*What you need to do*:
Which lines below hold the word "name"? Report each one.

*Task inputs*:
_ _ _ _

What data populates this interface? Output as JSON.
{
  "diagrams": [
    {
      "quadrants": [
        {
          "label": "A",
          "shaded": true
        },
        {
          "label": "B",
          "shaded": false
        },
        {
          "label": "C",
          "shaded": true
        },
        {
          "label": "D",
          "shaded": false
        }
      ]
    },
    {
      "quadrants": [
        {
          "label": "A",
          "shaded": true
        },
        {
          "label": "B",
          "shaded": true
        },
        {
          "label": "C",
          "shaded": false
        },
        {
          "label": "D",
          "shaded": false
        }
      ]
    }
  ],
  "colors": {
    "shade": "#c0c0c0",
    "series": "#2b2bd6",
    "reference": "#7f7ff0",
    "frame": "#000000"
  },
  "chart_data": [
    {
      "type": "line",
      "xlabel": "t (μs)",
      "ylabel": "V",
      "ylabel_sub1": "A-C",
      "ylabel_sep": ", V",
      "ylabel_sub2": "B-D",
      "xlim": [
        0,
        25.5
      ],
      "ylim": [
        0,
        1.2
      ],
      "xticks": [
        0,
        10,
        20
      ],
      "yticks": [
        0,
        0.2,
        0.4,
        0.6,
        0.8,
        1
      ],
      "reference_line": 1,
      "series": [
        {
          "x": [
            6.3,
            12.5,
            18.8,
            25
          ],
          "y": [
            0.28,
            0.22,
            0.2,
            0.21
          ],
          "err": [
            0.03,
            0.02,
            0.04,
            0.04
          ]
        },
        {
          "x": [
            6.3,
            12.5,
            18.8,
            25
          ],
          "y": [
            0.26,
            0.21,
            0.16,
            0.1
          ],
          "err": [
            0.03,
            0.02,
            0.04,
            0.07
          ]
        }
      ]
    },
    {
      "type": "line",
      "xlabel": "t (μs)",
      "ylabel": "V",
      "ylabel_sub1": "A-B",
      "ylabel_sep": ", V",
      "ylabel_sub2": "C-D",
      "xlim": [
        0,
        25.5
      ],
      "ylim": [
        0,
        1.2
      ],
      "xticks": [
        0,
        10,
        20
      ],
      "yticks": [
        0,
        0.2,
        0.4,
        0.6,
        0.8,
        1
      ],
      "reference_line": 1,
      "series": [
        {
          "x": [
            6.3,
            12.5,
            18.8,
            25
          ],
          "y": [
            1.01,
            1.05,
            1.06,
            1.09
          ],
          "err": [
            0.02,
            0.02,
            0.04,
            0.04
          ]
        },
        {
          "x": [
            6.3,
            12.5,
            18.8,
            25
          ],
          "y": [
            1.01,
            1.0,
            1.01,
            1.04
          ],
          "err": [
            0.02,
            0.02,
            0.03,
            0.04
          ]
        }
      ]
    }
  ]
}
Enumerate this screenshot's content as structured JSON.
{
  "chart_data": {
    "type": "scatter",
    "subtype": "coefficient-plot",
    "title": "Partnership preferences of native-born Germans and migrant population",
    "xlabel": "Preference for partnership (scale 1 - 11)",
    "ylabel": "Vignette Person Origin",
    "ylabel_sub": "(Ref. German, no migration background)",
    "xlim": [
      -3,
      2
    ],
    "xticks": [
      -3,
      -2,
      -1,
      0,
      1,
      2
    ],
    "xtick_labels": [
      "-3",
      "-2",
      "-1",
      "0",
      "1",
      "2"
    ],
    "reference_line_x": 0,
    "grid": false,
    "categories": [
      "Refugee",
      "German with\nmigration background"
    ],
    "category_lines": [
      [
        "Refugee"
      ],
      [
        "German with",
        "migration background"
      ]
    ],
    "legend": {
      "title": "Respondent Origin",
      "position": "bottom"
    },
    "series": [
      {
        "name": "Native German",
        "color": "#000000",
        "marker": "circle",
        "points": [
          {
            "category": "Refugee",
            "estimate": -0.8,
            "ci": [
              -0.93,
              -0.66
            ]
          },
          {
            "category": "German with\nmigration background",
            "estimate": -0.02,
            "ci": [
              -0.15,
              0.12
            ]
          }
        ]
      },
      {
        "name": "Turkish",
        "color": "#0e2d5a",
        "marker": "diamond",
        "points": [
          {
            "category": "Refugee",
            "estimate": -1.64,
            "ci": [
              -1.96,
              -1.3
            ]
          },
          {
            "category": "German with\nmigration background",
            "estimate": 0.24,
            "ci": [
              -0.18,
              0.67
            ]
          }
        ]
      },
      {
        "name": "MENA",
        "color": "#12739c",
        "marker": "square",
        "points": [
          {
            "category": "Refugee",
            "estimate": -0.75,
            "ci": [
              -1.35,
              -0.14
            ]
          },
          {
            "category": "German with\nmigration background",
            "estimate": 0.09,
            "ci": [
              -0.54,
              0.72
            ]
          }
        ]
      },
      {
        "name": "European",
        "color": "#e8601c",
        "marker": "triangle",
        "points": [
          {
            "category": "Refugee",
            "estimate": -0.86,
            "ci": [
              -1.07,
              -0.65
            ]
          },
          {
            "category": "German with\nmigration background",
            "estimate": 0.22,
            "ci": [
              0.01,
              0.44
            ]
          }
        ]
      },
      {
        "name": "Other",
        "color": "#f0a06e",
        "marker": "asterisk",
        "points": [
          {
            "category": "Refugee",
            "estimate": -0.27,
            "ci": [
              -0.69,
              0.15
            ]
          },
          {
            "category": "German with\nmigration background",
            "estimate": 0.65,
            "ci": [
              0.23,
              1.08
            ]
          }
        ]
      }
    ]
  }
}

_ _ _ _

*Exercise response*:
        "name": "Native German",
        "name": "Turkish",
        "name": "MENA",
        "name": "European",
        "name": "Other",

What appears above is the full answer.